▶ _WHAT NEEDS TO BE DONE_
Return each line that holds the word "下列说法中正确的是".

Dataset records
+--
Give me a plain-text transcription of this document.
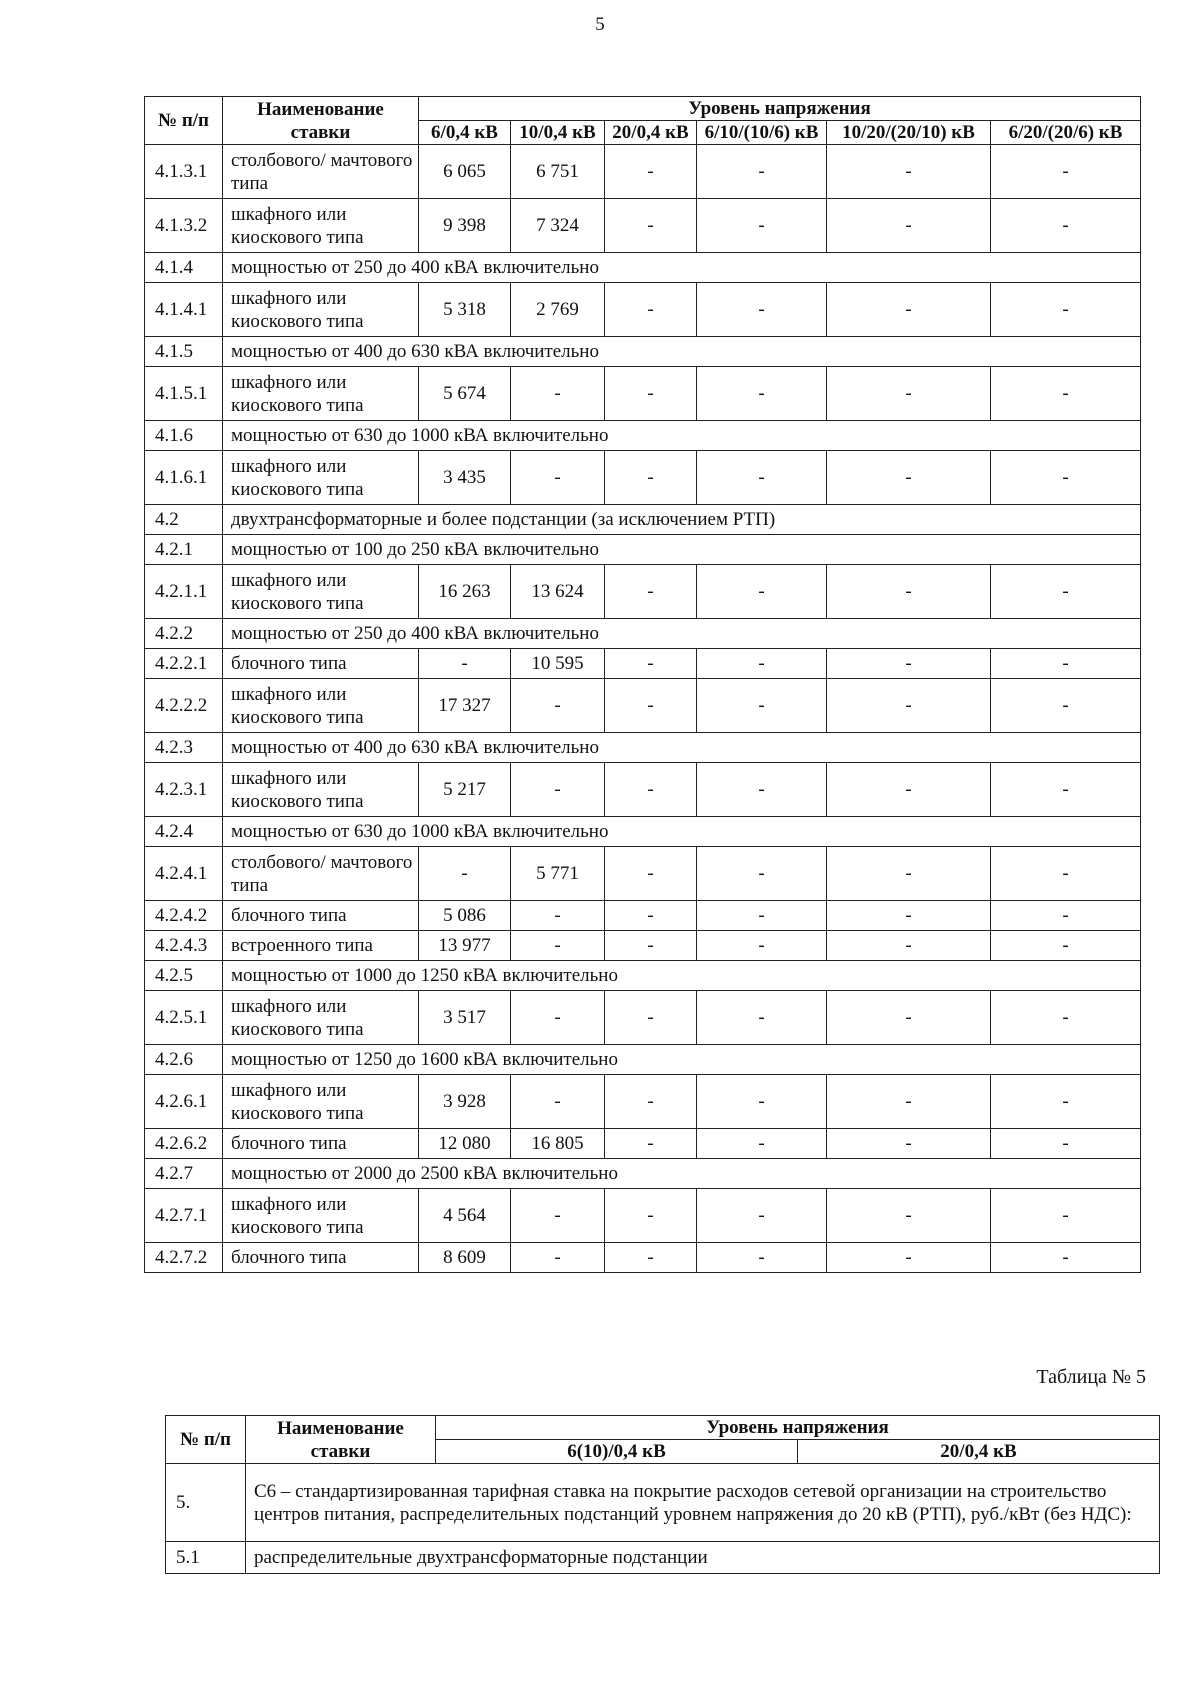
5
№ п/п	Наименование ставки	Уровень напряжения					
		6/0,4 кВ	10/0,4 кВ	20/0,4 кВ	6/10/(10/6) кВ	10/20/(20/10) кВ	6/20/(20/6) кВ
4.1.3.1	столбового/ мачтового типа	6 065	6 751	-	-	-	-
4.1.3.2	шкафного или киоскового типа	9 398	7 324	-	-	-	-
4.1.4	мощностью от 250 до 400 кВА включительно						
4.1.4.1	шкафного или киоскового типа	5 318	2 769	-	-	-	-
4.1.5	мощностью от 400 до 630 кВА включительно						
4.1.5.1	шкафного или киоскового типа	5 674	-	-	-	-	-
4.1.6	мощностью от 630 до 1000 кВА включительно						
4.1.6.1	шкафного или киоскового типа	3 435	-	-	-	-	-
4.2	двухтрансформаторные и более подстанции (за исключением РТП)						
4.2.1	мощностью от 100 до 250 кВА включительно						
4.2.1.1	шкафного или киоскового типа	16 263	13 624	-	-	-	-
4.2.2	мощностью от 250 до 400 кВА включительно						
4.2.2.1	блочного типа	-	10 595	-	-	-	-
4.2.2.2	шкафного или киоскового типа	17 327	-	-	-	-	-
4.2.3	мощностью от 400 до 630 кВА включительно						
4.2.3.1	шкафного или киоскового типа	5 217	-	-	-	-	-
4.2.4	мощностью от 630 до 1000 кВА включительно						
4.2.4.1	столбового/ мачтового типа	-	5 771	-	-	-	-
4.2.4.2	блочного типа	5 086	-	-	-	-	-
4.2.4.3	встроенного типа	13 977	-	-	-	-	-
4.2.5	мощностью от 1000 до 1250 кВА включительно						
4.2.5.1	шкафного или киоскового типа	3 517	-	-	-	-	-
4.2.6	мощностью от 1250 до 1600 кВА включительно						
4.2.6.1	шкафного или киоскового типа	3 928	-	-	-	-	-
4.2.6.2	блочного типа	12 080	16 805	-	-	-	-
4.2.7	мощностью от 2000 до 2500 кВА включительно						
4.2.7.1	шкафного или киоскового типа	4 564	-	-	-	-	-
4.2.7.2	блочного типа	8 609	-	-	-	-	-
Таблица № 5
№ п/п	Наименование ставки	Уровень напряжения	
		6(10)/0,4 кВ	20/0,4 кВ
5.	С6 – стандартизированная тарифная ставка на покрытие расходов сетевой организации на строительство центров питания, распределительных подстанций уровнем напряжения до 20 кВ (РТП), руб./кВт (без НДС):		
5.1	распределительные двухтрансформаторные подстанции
+--
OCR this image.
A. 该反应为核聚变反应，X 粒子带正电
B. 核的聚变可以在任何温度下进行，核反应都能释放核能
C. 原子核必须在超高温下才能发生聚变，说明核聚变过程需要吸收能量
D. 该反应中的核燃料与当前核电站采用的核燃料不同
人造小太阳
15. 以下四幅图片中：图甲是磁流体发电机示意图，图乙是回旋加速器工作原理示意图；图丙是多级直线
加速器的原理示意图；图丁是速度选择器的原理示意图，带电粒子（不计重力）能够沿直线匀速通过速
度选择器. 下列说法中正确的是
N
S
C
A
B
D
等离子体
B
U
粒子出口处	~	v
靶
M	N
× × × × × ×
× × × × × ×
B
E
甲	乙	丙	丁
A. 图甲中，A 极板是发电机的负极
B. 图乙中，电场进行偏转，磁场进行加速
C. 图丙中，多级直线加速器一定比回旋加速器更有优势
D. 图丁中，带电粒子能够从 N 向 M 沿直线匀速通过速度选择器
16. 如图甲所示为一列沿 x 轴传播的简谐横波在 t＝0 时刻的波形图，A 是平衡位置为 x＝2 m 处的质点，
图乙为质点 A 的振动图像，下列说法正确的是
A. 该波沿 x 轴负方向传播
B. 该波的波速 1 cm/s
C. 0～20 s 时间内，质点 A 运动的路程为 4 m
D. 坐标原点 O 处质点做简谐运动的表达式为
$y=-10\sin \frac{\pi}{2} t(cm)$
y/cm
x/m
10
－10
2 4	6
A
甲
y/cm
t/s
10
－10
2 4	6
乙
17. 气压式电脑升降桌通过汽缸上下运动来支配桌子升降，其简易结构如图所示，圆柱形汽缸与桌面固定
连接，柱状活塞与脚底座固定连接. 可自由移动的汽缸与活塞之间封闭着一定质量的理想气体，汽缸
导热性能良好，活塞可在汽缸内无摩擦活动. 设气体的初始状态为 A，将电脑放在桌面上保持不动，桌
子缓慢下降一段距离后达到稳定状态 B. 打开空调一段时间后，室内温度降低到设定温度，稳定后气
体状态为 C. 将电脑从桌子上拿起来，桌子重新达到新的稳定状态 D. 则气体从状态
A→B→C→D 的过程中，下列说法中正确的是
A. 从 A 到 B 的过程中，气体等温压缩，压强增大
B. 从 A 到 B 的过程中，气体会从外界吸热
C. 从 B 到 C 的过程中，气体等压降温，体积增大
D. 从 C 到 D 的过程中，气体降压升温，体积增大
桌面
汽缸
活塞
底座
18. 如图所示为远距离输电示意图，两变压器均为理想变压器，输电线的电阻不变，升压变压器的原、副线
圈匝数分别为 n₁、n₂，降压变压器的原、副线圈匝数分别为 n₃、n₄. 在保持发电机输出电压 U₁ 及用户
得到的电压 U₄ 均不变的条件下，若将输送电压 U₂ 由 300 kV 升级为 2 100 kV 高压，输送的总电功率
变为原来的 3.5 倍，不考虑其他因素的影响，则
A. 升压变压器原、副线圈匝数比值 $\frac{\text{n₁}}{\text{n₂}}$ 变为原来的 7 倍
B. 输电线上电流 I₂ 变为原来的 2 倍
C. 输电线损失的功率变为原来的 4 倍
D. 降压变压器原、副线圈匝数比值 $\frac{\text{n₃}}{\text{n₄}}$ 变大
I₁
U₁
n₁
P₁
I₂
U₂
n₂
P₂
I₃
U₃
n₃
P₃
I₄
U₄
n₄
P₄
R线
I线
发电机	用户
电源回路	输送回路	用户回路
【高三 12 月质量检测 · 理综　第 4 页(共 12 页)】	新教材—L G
+--
▶ _RIGHT ANSWER_
度选择器. 下列说法中正确的是
A→B→C→D 的过程中，下列说法中正确的是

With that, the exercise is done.